▶ **OBJECTIVE**: Write out, please, the line containing "Extract the structured" together with all lines after it, up to and including the last one, with no other output.

[Extracted data entries]
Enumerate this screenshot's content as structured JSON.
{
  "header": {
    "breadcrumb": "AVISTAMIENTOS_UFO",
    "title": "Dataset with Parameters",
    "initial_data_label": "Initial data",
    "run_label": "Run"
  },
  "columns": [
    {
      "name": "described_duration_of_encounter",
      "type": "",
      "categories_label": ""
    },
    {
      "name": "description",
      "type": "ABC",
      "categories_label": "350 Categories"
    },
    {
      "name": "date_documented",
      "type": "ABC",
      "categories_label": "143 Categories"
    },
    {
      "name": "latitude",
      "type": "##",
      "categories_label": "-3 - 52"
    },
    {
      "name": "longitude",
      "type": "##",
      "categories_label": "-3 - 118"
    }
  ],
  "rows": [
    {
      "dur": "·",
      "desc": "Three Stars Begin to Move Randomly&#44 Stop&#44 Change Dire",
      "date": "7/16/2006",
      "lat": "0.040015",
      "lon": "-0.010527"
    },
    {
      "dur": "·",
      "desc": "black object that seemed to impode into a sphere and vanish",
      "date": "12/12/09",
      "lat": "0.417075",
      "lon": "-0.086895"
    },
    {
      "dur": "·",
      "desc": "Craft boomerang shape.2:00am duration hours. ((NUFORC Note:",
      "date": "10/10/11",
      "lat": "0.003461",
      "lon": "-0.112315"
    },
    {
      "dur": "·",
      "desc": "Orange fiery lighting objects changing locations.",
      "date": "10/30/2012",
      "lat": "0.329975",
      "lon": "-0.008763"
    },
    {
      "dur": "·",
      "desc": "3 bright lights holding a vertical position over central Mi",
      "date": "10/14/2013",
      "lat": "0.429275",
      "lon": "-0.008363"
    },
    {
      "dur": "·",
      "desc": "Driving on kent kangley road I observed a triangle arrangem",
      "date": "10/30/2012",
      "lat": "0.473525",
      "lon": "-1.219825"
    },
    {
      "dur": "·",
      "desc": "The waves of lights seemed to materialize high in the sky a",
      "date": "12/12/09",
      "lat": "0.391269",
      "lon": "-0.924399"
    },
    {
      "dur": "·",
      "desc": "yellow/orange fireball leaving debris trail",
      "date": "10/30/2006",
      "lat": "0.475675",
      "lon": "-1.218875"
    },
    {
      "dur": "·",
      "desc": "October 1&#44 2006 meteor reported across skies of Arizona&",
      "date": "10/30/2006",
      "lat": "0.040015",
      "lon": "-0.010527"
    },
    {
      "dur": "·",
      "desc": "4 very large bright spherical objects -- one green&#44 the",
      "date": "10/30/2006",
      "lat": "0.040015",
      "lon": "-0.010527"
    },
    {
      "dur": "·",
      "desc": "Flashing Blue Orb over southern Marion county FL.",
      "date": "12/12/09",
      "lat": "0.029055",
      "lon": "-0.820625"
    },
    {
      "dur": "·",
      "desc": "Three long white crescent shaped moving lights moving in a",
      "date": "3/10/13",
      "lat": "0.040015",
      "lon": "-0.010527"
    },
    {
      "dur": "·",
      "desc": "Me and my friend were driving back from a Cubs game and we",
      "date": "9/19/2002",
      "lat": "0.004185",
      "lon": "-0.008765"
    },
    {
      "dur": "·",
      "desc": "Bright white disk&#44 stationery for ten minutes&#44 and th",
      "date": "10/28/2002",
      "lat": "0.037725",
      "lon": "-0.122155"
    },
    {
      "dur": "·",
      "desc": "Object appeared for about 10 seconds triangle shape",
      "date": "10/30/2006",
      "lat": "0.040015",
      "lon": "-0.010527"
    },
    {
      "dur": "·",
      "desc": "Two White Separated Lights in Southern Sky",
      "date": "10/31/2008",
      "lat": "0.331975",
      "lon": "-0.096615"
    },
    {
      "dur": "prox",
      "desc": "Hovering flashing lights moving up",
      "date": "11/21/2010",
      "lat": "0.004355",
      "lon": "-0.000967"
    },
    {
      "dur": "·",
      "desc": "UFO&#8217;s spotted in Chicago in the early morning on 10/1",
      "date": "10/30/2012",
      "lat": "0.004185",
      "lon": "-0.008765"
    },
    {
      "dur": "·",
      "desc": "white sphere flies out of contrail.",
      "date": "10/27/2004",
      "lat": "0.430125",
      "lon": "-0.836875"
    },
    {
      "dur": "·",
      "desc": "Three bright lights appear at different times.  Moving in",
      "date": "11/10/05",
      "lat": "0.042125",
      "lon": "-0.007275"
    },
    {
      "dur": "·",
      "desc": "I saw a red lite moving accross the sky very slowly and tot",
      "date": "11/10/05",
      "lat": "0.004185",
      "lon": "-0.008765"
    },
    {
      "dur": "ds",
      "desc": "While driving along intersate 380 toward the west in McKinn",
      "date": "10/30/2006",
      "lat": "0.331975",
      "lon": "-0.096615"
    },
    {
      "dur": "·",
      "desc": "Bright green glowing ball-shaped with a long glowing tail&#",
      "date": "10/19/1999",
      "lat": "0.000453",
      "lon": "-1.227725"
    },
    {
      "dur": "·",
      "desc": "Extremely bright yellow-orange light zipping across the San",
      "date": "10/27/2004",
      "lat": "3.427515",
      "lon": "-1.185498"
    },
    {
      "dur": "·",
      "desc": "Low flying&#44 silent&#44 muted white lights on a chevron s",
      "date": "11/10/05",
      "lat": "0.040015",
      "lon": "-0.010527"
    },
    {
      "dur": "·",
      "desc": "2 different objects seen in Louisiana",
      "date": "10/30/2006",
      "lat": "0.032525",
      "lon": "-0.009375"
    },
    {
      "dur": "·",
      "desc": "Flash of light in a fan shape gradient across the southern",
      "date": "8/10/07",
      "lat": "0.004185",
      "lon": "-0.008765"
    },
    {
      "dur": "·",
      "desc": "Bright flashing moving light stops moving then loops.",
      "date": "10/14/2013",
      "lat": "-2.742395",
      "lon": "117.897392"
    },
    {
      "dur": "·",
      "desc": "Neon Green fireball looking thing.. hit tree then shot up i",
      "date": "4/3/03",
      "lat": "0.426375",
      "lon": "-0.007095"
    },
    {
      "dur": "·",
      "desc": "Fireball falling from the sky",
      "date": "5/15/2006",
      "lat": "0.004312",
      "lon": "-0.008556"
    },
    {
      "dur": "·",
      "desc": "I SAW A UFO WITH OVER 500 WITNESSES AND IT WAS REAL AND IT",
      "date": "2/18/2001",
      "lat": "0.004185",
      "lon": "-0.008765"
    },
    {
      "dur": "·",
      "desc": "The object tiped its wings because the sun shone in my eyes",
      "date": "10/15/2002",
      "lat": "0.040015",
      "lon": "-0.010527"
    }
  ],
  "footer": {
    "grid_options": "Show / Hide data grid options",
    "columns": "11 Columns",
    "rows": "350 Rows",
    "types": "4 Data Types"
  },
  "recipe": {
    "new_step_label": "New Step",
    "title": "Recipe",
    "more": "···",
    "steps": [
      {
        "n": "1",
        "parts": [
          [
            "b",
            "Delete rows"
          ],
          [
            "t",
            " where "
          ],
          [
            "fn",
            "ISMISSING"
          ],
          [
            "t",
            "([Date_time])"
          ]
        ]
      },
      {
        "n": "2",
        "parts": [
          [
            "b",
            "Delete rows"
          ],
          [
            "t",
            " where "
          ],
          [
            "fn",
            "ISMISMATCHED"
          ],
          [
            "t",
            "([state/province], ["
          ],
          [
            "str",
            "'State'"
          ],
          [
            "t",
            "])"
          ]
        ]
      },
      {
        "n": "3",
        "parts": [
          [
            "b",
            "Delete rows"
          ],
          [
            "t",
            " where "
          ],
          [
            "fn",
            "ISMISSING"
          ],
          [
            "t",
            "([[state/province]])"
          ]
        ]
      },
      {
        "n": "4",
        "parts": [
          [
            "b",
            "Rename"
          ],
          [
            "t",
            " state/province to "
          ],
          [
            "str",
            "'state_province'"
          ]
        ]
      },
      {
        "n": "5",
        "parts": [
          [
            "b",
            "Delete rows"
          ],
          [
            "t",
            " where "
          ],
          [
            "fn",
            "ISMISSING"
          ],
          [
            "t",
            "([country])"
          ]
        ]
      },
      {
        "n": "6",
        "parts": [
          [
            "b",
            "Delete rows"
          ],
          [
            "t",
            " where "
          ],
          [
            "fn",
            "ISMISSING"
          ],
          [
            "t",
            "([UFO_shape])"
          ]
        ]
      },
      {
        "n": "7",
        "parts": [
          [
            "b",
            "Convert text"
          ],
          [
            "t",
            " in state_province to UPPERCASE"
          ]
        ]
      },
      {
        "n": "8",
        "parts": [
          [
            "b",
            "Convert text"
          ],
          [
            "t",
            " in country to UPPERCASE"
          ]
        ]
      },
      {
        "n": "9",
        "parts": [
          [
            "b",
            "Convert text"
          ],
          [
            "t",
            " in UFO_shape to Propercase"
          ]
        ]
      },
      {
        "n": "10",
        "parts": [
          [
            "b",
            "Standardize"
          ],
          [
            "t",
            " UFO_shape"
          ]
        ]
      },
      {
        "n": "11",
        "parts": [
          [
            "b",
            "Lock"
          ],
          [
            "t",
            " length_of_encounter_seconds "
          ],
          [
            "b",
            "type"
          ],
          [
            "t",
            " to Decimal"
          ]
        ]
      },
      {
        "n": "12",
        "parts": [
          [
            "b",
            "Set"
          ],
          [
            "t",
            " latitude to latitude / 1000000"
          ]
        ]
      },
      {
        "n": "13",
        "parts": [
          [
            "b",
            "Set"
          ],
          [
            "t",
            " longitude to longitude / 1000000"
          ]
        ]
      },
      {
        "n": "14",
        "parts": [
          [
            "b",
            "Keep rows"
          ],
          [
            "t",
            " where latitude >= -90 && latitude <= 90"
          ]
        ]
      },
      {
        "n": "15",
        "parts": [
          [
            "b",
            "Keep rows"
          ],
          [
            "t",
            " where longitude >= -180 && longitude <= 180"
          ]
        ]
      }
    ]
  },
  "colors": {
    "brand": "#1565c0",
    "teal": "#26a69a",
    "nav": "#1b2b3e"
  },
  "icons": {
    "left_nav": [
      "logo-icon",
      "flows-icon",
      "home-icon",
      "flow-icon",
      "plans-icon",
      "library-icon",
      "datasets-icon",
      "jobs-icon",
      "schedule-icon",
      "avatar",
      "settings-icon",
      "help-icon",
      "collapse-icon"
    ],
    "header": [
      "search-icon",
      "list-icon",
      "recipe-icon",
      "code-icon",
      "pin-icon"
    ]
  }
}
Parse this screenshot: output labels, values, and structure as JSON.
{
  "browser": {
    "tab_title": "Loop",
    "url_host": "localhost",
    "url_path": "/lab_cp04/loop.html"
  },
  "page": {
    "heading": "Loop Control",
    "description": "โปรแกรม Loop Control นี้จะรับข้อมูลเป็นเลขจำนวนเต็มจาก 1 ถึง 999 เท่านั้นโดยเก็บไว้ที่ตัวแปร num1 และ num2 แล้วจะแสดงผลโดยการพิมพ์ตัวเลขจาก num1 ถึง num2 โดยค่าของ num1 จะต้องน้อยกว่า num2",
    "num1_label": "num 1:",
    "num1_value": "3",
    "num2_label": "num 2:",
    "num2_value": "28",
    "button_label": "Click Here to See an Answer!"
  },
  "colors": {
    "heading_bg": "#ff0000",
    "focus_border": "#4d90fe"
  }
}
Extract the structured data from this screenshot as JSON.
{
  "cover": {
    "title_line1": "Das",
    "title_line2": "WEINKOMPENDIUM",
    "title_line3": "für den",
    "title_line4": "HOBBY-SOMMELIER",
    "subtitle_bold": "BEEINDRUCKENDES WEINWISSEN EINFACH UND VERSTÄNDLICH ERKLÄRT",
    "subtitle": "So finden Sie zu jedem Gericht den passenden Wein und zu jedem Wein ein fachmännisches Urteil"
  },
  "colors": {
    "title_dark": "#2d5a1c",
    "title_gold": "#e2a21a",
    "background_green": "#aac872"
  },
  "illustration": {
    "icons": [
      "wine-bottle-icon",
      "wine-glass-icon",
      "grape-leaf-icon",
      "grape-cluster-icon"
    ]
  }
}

▶ **EXPECTED ANSWER**:
Extract the structured data from this screenshot as JSON.
{
  "cover": {
    "title_line1": "Das",
    "title_line2": "WEINKOMPENDIUM",
    "title_line3": "für den",
    "title_line4": "HOBBY-SOMMELIER",
    "subtitle_bold": "BEEINDRUCKENDES WEINWISSEN EINFACH UND VERSTÄNDLICH ERKLÄRT",
    "subtitle": "So finden Sie zu jedem Gericht den passenden Wein und zu jedem Wein ein fachmännisches Urteil"
  },
  "colors": {
    "title_dark": "#2d5a1c",
    "title_gold": "#e2a21a",
    "background_green": "#aac872"
  },
  "illustration": {
    "icons": [
      "wine-bottle-icon",
      "wine-glass-icon",
      "grape-leaf-icon",
      "grape-cluster-icon"
    ]
  }
}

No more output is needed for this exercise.